__Exercise description__:
Pull out every line below holding the word "right".
Begin Material for this task
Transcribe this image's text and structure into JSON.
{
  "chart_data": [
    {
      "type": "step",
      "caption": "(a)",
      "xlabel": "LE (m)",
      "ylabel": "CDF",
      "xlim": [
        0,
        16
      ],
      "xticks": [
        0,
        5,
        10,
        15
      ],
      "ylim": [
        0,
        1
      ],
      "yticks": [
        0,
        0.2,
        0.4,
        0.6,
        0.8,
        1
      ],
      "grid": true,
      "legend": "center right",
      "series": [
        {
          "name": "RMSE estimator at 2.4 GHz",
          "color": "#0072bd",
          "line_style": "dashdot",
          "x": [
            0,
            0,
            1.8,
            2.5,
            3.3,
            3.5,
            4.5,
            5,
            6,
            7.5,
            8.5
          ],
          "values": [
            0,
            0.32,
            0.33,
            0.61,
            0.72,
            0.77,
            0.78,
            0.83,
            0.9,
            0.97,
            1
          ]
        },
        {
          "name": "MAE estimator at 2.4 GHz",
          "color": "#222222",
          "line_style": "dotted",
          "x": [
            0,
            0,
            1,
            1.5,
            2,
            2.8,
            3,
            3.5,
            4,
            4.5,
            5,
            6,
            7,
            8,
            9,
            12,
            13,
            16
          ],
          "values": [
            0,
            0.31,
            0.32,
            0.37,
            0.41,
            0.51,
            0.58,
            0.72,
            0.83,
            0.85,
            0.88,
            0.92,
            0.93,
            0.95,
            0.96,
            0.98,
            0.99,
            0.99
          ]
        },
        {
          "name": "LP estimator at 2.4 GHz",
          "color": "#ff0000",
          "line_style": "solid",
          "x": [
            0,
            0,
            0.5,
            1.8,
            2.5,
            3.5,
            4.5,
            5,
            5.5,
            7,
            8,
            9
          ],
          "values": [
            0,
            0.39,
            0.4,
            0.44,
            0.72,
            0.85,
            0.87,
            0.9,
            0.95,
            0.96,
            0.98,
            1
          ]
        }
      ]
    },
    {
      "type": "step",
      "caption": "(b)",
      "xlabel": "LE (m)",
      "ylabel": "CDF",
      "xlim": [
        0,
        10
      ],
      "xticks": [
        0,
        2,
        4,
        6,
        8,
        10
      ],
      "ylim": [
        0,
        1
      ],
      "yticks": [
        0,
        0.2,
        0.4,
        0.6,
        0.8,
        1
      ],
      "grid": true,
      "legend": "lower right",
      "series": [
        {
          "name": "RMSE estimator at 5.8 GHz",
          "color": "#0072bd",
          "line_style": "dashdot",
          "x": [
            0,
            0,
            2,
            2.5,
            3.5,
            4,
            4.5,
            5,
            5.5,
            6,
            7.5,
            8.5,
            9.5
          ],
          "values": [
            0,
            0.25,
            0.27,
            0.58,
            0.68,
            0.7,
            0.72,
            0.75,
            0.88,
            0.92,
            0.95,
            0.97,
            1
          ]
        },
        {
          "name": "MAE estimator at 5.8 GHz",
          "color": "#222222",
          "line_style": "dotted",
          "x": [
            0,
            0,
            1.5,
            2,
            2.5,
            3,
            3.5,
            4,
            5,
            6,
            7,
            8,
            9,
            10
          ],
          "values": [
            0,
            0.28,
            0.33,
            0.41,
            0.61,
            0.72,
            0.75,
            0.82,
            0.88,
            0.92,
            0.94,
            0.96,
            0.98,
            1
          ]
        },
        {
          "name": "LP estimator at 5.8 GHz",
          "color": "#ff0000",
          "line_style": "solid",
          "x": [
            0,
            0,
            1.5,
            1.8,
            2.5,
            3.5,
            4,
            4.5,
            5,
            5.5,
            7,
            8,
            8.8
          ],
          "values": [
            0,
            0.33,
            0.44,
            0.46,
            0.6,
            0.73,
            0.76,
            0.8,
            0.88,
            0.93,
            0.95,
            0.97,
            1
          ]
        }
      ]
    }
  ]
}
End Material for this task
__Task solution__:
      "legend": "center right",
      "legend": "lower right",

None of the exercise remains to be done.